**Chart and figure data:**
● ● ●

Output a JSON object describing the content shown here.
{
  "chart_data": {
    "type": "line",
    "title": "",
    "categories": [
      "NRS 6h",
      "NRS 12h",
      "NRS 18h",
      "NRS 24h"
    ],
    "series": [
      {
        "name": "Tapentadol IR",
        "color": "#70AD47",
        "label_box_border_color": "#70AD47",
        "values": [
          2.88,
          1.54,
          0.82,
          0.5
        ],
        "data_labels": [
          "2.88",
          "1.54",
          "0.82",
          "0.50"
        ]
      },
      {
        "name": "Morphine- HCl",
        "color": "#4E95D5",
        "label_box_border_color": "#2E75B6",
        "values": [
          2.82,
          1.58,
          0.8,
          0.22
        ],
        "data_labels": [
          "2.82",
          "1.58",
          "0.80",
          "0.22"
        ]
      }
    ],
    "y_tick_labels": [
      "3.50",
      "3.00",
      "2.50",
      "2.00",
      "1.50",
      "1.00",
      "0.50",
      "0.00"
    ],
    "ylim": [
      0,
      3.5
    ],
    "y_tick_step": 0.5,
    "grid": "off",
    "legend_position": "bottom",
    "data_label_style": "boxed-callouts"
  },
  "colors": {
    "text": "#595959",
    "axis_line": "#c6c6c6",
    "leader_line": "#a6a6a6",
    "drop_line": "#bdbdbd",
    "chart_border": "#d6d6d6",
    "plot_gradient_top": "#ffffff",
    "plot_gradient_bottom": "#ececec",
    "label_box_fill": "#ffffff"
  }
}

● ● ●

**Required task:** Every line of the data above should be copied exactly.

**Solution to this task:**
Output a JSON object describing the content shown here.
{
  "chart_data": {
    "type": "line",
    "title": "",
    "categories": [
      "NRS 6h",
      "NRS 12h",
      "NRS 18h",
      "NRS 24h"
    ],
    "series": [
      {
        "name": "Tapentadol IR",
        "color": "#70AD47",
        "label_box_border_color": "#70AD47",
        "values": [
          2.88,
          1.54,
          0.82,
          0.5
        ],
        "data_labels": [
          "2.88",
          "1.54",
          "0.82",
          "0.50"
        ]
      },
      {
        "name": "Morphine- HCl",
        "color": "#4E95D5",
        "label_box_border_color": "#2E75B6",
        "values": [
          2.82,
          1.58,
          0.8,
          0.22
        ],
        "data_labels": [
          "2.82",
          "1.58",
          "0.80",
          "0.22"
        ]
      }
    ],
    "y_tick_labels": [
      "3.50",
      "3.00",
      "2.50",
      "2.00",
      "1.50",
      "1.00",
      "0.50",
      "0.00"
    ],
    "ylim": [
      0,
      3.5
    ],
    "y_tick_step": 0.5,
    "grid": "off",
    "legend_position": "bottom",
    "data_label_style": "boxed-callouts"
  },
  "colors": {
    "text": "#595959",
    "axis_line": "#c6c6c6",
    "leader_line": "#a6a6a6",
    "drop_line": "#bdbdbd",
    "chart_border": "#d6d6d6",
    "plot_gradient_top": "#ffffff",
    "plot_gradient_bottom": "#ececec",
    "label_box_fill": "#ffffff"
  }
}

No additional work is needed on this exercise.